* MATERIAL PROVIDED *

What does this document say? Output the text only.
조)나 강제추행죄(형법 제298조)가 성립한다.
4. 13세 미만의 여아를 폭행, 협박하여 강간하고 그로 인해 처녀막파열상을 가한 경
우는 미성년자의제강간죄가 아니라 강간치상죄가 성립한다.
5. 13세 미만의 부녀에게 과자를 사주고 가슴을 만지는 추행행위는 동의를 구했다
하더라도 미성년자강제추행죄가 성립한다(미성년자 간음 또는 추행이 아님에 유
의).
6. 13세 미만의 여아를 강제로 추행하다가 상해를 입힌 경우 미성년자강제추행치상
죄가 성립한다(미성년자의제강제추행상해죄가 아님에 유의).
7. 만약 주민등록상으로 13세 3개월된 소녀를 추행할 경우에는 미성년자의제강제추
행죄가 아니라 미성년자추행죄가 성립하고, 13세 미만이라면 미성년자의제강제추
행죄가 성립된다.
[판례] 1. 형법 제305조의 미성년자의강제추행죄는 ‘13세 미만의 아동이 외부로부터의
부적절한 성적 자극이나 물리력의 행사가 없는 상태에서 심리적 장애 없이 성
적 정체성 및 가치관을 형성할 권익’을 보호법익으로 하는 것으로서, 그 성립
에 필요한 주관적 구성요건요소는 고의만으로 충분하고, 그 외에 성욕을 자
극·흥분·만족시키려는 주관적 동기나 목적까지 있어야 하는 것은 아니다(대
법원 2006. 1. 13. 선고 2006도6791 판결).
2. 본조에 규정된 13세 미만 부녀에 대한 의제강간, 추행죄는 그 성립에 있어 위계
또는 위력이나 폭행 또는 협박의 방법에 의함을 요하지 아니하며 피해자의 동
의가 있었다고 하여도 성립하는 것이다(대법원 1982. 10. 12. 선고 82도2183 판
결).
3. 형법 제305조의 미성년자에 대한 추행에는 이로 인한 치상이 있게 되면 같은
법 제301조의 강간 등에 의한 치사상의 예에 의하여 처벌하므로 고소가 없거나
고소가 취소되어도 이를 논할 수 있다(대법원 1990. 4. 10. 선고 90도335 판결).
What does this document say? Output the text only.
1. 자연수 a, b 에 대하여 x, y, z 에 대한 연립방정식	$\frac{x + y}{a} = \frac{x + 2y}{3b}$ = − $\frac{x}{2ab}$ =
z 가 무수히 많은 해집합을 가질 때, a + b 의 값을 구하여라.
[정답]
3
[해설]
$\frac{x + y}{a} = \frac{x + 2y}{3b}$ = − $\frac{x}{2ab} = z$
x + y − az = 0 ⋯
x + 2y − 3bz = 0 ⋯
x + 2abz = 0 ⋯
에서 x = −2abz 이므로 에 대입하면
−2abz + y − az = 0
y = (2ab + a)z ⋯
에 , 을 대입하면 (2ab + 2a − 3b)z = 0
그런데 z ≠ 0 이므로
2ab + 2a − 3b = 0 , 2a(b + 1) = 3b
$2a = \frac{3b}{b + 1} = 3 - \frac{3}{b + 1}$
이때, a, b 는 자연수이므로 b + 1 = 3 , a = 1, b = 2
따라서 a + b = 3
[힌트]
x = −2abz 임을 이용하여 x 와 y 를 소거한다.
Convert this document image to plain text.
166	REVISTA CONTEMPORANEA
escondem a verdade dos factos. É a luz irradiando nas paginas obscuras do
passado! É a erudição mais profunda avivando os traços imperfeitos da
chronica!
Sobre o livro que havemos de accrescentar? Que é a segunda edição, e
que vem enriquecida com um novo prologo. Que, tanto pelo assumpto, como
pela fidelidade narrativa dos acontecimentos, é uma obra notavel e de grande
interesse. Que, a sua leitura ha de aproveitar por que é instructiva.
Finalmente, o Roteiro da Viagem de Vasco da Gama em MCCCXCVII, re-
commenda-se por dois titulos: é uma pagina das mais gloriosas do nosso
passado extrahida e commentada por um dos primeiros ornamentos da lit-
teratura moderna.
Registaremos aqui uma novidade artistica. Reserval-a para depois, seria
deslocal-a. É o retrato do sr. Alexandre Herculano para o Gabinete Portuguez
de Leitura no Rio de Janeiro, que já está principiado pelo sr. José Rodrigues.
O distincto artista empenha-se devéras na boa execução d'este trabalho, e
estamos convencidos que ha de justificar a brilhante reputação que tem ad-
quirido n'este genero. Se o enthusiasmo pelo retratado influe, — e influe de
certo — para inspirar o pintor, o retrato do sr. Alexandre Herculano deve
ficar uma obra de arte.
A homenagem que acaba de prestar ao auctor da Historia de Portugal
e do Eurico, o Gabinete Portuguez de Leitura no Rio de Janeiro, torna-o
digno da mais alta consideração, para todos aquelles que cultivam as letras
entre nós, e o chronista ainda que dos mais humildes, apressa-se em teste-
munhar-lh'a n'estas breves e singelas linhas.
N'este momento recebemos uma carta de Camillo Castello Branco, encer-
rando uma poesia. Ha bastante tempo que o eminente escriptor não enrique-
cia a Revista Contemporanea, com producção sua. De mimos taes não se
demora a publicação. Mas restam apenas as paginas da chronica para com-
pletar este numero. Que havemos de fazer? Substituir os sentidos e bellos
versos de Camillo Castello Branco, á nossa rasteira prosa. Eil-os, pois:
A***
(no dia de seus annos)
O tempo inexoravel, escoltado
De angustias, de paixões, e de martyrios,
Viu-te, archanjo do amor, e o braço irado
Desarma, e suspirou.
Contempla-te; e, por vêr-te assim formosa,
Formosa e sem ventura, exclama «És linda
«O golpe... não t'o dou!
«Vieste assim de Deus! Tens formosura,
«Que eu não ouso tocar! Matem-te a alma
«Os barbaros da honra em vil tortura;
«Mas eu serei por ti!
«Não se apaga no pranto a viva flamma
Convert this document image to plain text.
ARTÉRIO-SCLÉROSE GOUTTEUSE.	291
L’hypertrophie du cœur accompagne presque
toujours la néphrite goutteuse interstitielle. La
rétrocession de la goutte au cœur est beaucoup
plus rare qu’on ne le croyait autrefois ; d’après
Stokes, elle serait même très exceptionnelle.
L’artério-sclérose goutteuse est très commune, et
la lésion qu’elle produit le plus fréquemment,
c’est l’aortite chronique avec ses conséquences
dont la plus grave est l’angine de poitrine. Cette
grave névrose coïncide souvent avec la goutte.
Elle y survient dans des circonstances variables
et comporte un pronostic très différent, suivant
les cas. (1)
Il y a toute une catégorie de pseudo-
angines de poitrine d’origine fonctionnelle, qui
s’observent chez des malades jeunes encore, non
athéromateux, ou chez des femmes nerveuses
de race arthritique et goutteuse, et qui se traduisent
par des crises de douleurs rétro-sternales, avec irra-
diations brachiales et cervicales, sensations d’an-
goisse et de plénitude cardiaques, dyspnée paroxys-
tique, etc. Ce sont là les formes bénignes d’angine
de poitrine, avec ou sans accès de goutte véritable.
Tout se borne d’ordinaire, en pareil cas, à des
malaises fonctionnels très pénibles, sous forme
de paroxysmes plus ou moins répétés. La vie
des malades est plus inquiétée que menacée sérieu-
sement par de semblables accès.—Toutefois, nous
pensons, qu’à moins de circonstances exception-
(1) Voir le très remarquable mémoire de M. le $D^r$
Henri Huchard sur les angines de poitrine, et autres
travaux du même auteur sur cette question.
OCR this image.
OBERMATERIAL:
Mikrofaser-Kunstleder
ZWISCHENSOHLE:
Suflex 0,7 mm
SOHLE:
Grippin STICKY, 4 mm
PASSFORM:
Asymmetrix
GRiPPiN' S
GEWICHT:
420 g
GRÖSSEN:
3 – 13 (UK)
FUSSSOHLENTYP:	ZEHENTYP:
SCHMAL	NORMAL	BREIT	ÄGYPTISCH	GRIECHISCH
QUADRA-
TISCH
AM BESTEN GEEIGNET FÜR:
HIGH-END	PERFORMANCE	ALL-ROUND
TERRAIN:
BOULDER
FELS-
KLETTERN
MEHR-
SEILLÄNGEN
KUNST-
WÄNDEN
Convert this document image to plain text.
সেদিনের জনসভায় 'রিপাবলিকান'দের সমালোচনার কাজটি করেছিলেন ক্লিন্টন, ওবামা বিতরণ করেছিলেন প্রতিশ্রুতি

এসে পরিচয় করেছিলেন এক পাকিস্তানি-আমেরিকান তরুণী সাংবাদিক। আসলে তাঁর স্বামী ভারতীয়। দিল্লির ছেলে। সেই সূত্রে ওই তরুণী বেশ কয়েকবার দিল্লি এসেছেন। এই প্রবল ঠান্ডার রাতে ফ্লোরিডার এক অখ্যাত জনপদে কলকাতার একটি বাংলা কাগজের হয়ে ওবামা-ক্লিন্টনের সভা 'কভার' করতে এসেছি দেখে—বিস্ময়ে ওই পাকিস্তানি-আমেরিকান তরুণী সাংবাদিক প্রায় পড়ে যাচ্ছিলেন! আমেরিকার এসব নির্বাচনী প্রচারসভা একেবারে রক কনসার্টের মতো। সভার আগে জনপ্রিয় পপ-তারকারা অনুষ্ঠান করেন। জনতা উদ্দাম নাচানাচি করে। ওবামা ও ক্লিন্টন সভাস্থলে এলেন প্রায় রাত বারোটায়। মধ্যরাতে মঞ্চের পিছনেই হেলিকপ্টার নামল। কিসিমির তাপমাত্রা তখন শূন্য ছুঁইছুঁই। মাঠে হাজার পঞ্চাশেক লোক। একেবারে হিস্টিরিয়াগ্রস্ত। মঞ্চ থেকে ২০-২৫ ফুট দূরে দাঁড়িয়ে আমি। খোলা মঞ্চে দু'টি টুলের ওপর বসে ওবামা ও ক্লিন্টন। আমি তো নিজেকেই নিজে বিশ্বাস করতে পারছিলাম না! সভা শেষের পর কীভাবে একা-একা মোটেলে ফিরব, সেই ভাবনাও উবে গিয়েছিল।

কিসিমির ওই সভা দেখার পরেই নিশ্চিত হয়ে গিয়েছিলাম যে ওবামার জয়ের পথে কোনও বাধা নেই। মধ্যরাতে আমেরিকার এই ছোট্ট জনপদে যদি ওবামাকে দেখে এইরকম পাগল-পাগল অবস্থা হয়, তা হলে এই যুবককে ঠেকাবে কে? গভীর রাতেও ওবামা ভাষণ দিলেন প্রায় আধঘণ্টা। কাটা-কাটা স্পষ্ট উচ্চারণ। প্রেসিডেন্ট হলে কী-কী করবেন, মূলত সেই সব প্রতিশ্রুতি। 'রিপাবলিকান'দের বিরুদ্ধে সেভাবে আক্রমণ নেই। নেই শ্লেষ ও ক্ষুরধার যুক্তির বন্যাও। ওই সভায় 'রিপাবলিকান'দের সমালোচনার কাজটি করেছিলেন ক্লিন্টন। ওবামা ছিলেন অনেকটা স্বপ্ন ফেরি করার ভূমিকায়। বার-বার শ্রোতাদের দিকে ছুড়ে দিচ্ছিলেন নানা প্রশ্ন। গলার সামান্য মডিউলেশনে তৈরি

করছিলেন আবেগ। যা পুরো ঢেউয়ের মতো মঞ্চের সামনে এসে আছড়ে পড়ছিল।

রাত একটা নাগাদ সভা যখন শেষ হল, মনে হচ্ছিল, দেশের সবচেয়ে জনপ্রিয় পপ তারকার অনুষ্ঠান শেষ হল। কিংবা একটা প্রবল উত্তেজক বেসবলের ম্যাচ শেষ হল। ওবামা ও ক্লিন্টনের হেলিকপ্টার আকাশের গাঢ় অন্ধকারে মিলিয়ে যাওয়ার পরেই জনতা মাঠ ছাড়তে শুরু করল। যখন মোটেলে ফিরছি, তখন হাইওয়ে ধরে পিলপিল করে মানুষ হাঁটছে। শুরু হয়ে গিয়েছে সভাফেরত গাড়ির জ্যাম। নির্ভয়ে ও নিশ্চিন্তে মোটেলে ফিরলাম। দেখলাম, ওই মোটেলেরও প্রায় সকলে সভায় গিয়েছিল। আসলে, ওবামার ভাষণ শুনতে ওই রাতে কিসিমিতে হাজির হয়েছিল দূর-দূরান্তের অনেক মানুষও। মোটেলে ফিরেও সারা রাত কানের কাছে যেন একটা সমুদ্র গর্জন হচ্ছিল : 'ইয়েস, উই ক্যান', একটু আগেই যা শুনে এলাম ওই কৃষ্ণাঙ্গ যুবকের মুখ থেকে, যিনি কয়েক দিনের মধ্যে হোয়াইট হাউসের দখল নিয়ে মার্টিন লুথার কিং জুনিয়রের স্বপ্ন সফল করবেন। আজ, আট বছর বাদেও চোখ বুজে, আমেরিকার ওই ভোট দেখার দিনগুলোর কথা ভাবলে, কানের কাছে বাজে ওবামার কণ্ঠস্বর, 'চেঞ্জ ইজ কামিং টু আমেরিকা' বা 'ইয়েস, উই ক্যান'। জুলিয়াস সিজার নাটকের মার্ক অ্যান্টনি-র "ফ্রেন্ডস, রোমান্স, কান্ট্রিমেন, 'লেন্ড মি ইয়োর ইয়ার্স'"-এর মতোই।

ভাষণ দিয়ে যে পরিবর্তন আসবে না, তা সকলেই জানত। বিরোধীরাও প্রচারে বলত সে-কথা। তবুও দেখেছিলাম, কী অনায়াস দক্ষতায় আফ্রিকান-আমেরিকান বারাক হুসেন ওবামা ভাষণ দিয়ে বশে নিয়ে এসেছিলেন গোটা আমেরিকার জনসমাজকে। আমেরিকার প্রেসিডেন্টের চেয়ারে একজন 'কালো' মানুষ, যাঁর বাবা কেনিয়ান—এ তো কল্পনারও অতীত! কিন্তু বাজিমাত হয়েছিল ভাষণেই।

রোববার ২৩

* WRITTEN REQUEST *
Pull out every line holding "très" from the records above, and copy it.

* TASK RESPONSE *
Stokes, elle serait même très exceptionnelle.
L’artério-sclérose goutteuse est très commune, et
et comporte un pronostic très différent, suivant
malaises fonctionnels très pénibles, sous forme
(1) Voir le très remarquable mémoire de M. le $D^r$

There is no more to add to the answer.